- _Task description_:
Can you write out all of the lines below again with every "row-divider" changed to "row-separator" and nothing else altered? Omit the pictures from your copy.

[Coordinate annotation records]

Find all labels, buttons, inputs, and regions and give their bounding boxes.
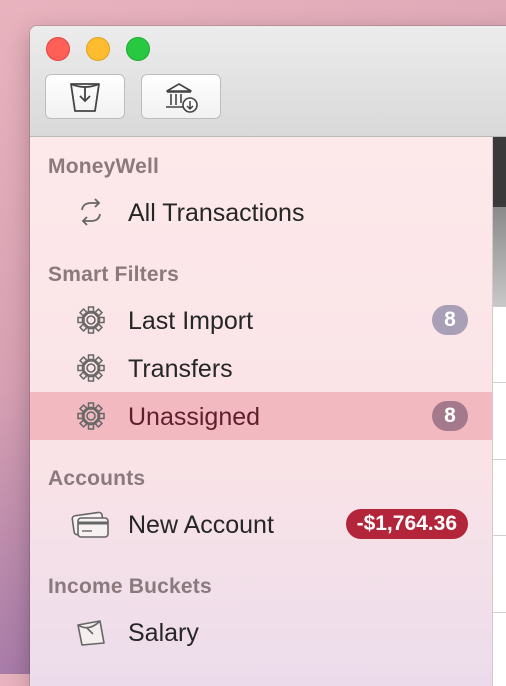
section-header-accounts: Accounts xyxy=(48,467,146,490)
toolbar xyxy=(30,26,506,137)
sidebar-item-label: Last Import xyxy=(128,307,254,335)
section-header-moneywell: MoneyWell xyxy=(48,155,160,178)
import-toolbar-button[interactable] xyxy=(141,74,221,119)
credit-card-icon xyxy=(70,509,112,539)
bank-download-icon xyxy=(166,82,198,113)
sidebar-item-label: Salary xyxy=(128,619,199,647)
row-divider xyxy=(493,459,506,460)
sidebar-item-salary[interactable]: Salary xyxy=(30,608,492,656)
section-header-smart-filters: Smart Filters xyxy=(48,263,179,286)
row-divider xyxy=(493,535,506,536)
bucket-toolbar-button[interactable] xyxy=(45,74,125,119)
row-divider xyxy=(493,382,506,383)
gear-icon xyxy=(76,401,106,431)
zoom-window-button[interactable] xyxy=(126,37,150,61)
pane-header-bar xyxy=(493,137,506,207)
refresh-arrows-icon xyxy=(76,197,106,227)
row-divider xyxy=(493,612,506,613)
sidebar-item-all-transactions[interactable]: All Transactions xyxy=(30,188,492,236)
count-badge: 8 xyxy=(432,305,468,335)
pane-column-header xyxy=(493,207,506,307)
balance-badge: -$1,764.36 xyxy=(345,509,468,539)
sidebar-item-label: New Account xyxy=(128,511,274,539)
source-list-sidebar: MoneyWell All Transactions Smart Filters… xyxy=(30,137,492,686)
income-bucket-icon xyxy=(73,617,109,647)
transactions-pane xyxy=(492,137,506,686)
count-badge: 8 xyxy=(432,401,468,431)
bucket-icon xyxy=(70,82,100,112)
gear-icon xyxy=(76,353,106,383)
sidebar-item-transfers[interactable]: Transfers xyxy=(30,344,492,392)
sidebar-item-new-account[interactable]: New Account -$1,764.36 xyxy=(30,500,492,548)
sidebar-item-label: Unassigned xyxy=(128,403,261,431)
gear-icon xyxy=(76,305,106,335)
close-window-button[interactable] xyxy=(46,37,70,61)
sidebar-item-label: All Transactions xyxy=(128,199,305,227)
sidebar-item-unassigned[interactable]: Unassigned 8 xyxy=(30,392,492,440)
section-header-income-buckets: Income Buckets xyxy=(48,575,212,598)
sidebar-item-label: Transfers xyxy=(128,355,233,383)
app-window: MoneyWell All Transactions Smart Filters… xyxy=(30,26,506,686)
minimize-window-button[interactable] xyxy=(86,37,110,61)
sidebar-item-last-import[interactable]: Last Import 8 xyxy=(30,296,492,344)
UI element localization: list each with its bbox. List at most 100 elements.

- _Task response_:
Find all labels, buttons, inputs, and regions and give their bounding boxes.
section-header-accounts: Accounts xyxy=(48,467,146,490)
toolbar xyxy=(30,26,506,137)
sidebar-item-label: Last Import xyxy=(128,307,254,335)
section-header-moneywell: MoneyWell xyxy=(48,155,160,178)
import-toolbar-button[interactable] xyxy=(141,74,221,119)
credit-card-icon xyxy=(70,509,112,539)
bank-download-icon xyxy=(166,82,198,113)
sidebar-item-label: Salary xyxy=(128,619,199,647)
row-separator xyxy=(493,459,506,460)
sidebar-item-salary[interactable]: Salary xyxy=(30,608,492,656)
section-header-smart-filters: Smart Filters xyxy=(48,263,179,286)
row-separator xyxy=(493,535,506,536)
bucket-toolbar-button[interactable] xyxy=(45,74,125,119)
row-separator xyxy=(493,382,506,383)
gear-icon xyxy=(76,401,106,431)
zoom-window-button[interactable] xyxy=(126,37,150,61)
pane-header-bar xyxy=(493,137,506,207)
refresh-arrows-icon xyxy=(76,197,106,227)
row-separator xyxy=(493,612,506,613)
sidebar-item-all-transactions[interactable]: All Transactions xyxy=(30,188,492,236)
count-badge: 8 xyxy=(432,305,468,335)
pane-column-header xyxy=(493,207,506,307)
balance-badge: -$1,764.36 xyxy=(345,509,468,539)
sidebar-item-label: New Account xyxy=(128,511,274,539)
source-list-sidebar: MoneyWell All Transactions Smart Filters… xyxy=(30,137,492,686)
income-bucket-icon xyxy=(73,617,109,647)
transactions-pane xyxy=(492,137,506,686)
count-badge: 8 xyxy=(432,401,468,431)
bucket-icon xyxy=(70,82,100,112)
gear-icon xyxy=(76,353,106,383)
sidebar-item-transfers[interactable]: Transfers xyxy=(30,344,492,392)
sidebar-item-new-account[interactable]: New Account -$1,764.36 xyxy=(30,500,492,548)
sidebar-item-label: Unassigned xyxy=(128,403,261,431)
gear-icon xyxy=(76,305,106,335)
close-window-button[interactable] xyxy=(46,37,70,61)
sidebar-item-label: All Transactions xyxy=(128,199,305,227)
sidebar-item-unassigned[interactable]: Unassigned 8 xyxy=(30,392,492,440)
section-header-income-buckets: Income Buckets xyxy=(48,575,212,598)
sidebar-item-label: Transfers xyxy=(128,355,233,383)
app-window: MoneyWell All Transactions Smart Filters… xyxy=(30,26,506,686)
minimize-window-button[interactable] xyxy=(86,37,110,61)
sidebar-item-last-import[interactable]: Last Import 8 xyxy=(30,296,492,344)
UI element localization: list each with its bbox. List at most 100 elements.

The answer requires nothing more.